— start DATA RECORDS —
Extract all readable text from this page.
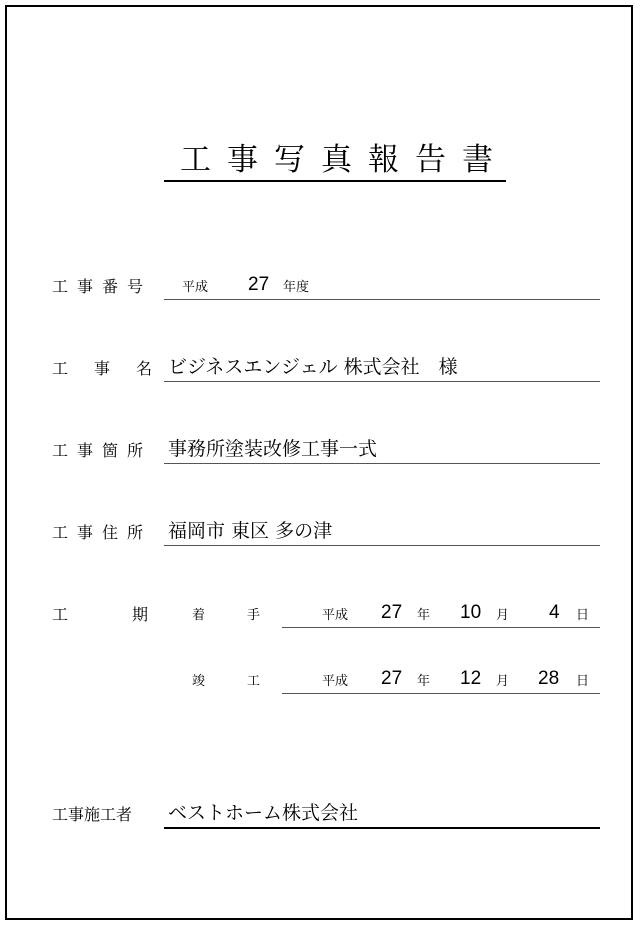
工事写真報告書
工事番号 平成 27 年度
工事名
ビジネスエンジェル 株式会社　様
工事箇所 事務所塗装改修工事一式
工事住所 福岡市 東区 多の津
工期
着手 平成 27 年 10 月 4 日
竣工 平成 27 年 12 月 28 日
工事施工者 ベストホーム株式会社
— end DATA RECORDS —
— start DATA RECORDS —
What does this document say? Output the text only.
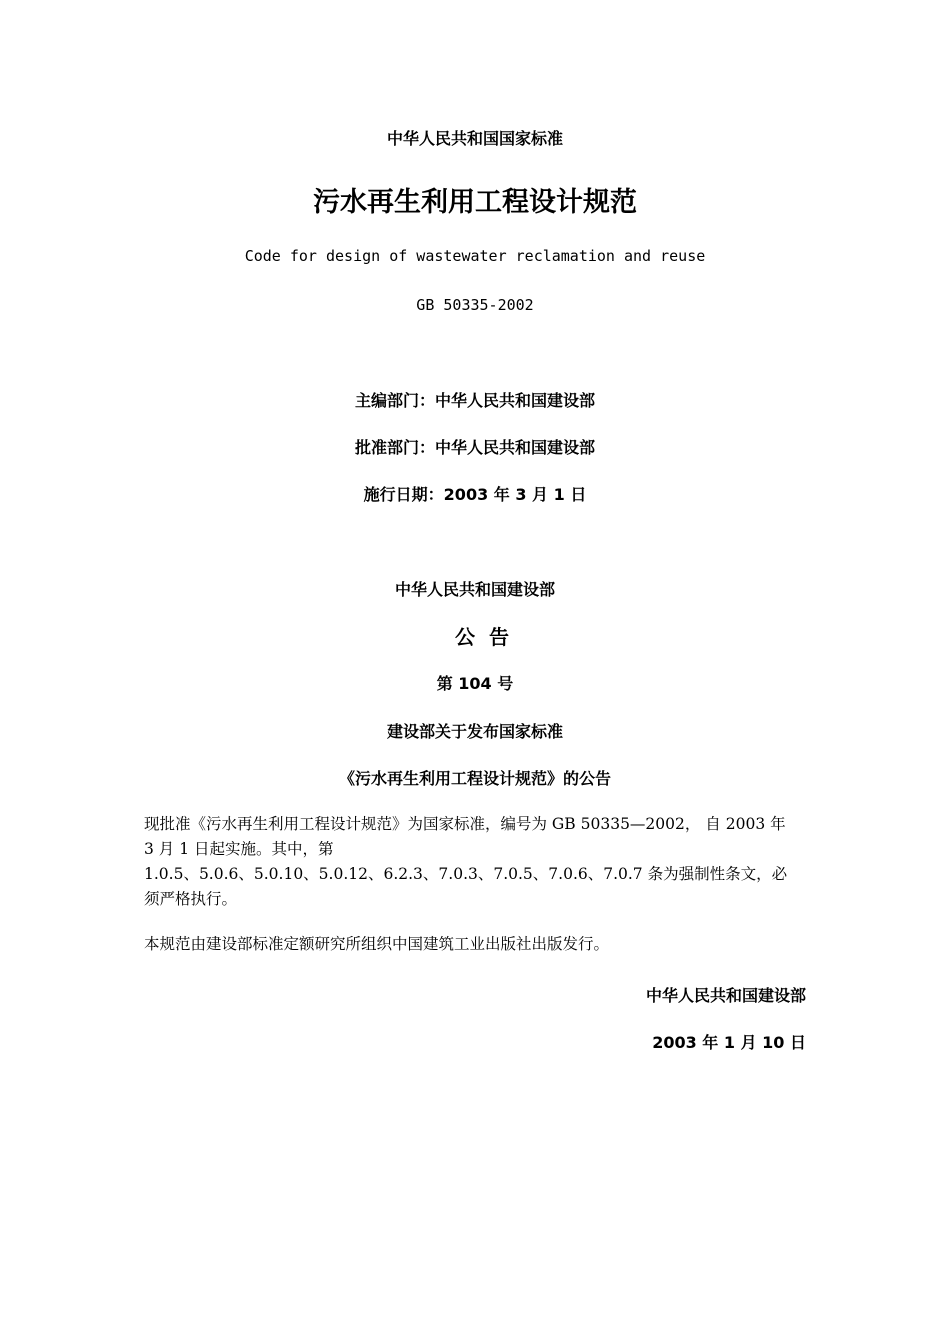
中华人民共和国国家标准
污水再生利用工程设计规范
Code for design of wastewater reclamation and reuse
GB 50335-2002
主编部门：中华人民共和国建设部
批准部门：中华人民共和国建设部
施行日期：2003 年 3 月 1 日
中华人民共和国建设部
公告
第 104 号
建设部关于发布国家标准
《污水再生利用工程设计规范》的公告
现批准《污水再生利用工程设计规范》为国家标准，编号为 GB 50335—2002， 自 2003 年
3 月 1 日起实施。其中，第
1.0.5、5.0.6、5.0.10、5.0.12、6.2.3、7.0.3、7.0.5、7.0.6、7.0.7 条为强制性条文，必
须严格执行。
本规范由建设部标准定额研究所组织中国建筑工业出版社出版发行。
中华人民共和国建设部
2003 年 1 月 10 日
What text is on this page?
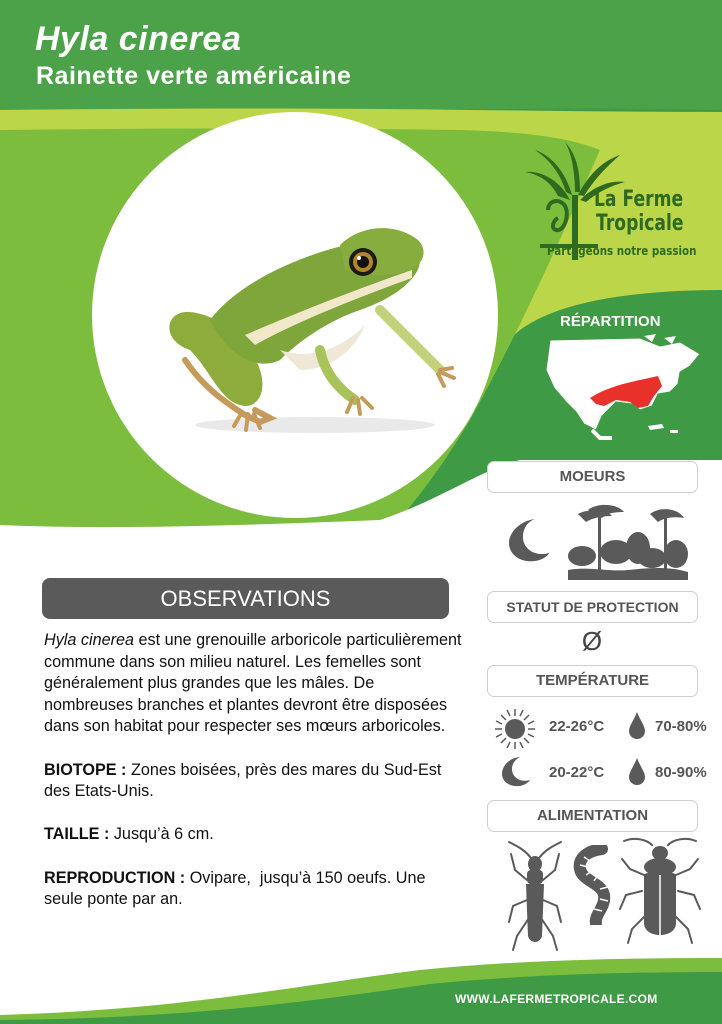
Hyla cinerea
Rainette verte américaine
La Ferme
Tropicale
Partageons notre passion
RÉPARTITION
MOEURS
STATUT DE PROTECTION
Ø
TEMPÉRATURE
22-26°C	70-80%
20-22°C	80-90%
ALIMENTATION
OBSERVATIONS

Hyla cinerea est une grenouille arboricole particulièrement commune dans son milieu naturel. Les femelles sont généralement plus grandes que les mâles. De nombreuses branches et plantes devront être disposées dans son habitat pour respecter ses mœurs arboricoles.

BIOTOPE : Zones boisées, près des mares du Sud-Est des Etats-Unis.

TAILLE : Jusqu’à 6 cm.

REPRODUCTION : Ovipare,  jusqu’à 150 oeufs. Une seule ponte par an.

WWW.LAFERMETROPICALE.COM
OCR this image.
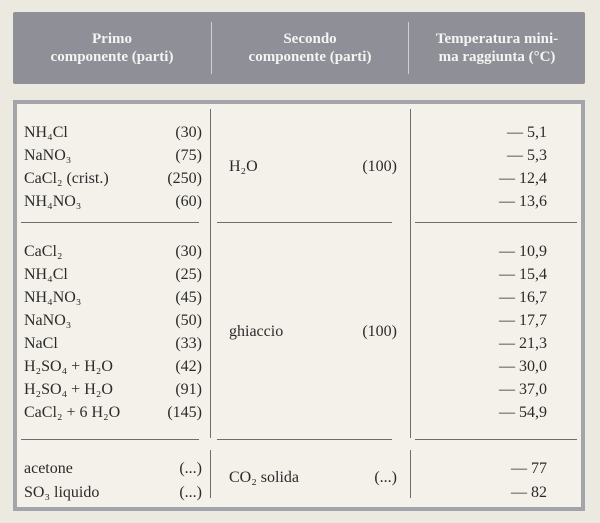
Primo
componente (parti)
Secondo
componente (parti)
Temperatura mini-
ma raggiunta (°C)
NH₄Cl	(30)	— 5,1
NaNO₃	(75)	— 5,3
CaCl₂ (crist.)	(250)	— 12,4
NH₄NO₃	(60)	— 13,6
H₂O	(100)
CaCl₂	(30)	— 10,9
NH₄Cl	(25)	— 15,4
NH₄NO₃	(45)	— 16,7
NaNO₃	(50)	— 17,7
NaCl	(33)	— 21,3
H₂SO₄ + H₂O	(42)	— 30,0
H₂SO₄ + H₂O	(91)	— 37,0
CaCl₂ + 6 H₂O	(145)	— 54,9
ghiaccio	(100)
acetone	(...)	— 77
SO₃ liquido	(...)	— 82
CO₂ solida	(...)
— end DATA RECORDS —
Collect, from the material above, every line containing the word "Hyla".

THE ANSWER:
Hyla cinerea
Hyla cinerea est une grenouille arboricole particulièrement commune dans son milieu naturel. Les femelles sont généralement plus grandes que les mâles. De nombreuses branches et plantes devront être disposées dans son habitat pour respecter ses mœurs arboricoles.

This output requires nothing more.